**TASK GOAL:** Every line with the string "plain" should be gathered.

____ INPUT RECORDS

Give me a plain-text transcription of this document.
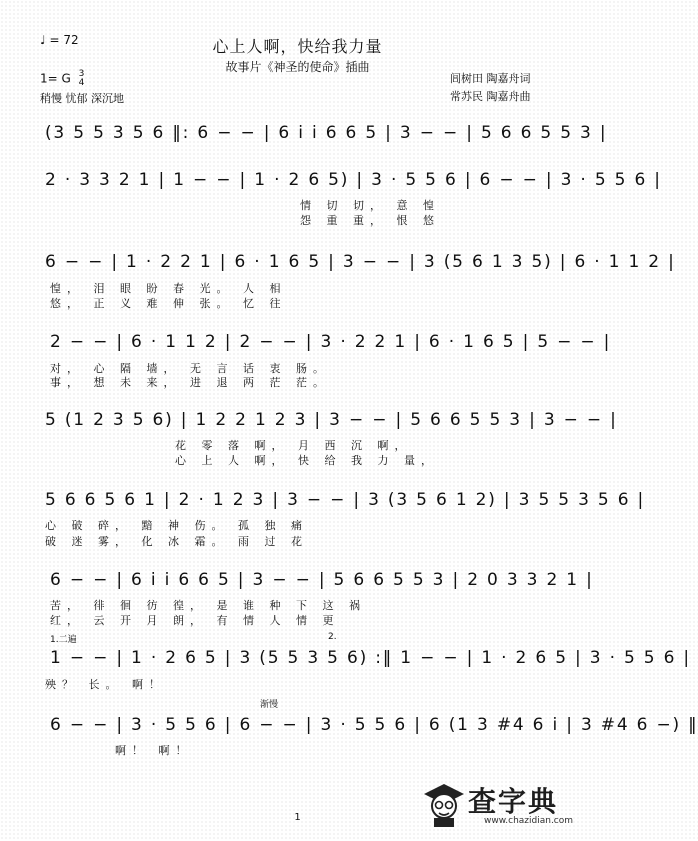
♩ = 72	心上人啊，快给我力量
故事片《神圣的使命》插曲
1= G 3
4
稍慢 忧郁 深沉地
闾树田 陶嘉舟词
常苏民 陶嘉舟曲
(3 5 5 3 5 6 ‖: 6 − − | 6 i i 6 6 5 | 3 − − | 5 6 6 5 5 3 |
2 · 3 3 2 1 | 1 − − | 1 · 2 6 5) | 3 · 5 5 6 | 6 − − | 3 · 5 5 6 |
情 切 切， 意 惶
怨 重 重， 恨 悠
6 − − | 1 · 2 2 1 | 6 · 1 6 5 | 3 − − | 3 (5 6 1 3 5) | 6 · 1 1 2 |
惶， 泪 眼 盼 春 光。 人 相
悠， 正 义 难 伸 张。 忆 往
2 − − | 6 · 1 1 2 | 2 − − | 3 · 2 2 1 | 6 · 1 6 5 | 5 − − |
对， 心 隔 墙， 无 言 话 衷 肠。
事， 想 未 来， 进 退 两 茫 茫。
5 (1 2 3 5 6) | 1 2 2 1 2 3 | 3 − − | 5 6 6 5 5 3 | 3 − − |
花 零 落 啊， 月 西 沉 啊，
心 上 人 啊， 快 给 我 力 量，
5 6 6 5 6 1 | 2 · 1 2 3 | 3 − − | 3 (3 5 6 1 2) | 3 5 5 3 5 6 |
心 破 碎， 黯 神 伤。 孤 独 痛
破 迷 雾， 化 冰 霜。 雨 过 花
6 − − | 6 i i 6 6 5 | 3 − − | 5 6 6 5 5 3 | 2 0 3 3 2 1 |
苦， 徘 徊 彷 徨， 是 谁 种 下 这 祸
红， 云 开 月 朗， 有 情 人 情 更
1.二遍	2.
1 − − | 1 · 2 6 5 | 3 (5 5 3 5 6) :‖ 1 − − | 1 · 2 6 5 | 3 · 5 5 6 |
殃？ 长。 啊！
渐慢
6 − − | 3 · 5 5 6 | 6 − − | 3 · 5 5 6 | 6 (1 3 #4 6 i | 3 #4 6 −) ‖
啊！ 啊！
1	查字典
www.chazidian.com
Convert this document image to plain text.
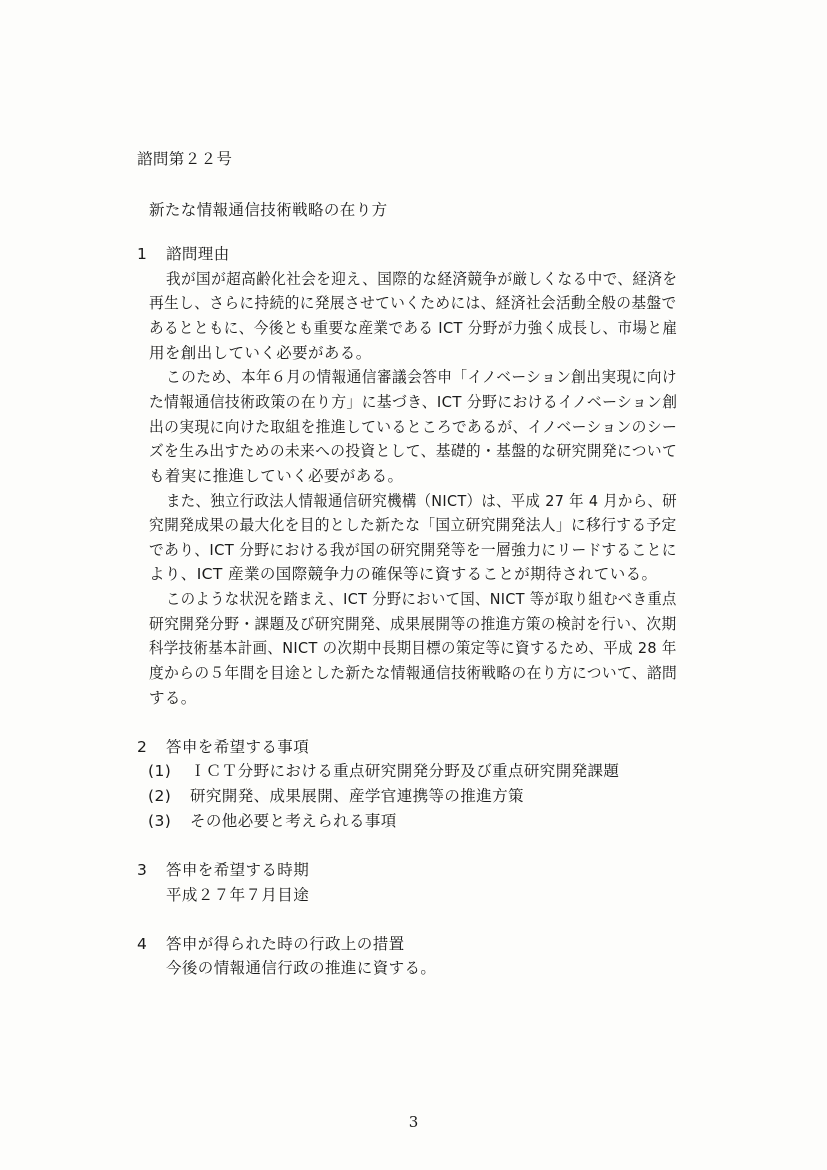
諮問第２２号
新たな情報通信技術戦略の在り方
1 諮問理由
我が国が超高齢化社会を迎え、国際的な経済競争が厳しくなる中で、経済を
再生し、さらに持続的に発展させていくためには、経済社会活動全般の基盤で
あるとともに、今後とも重要な産業である ICT 分野が力強く成長し、市場と雇
用を創出していく必要がある。
このため、本年６月の情報通信審議会答申「イノベーション創出実現に向け
た情報通信技術政策の在り方」に基づき、ICT 分野におけるイノベーション創
出の実現に向けた取組を推進しているところであるが、イノベーションのシー
ズを生み出すための未来への投資として、基礎的・基盤的な研究開発について
も着実に推進していく必要がある。
また、独立行政法人情報通信研究機構（NICT）は、平成 27 年 4 月から、研
究開発成果の最大化を目的とした新たな「国立研究開発法人」に移行する予定
であり、ICT 分野における我が国の研究開発等を一層強力にリードすることに
より、ICT 産業の国際競争力の確保等に資することが期待されている。
このような状況を踏まえ、ICT 分野において国、NICT 等が取り組むべき重点
研究開発分野・課題及び研究開発、成果展開等の推進方策の検討を行い、次期
科学技術基本計画、NICT の次期中長期目標の策定等に資するため、平成 28 年
度からの５年間を目途とした新たな情報通信技術戦略の在り方について、諮問
する。
2 答申を希望する事項
(1) ＩＣＴ分野における重点研究開発分野及び重点研究開発課題
(2) 研究開発、成果展開、産学官連携等の推進方策
(3) その他必要と考えられる事項
3 答申を希望する時期
平成２７年７月目途
4 答申が得られた時の行政上の措置
今後の情報通信行政の推進に資する。
3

________

**TASK ANSWER:**
Give me a plain-text transcription of this document.
Convert this document image to plain text.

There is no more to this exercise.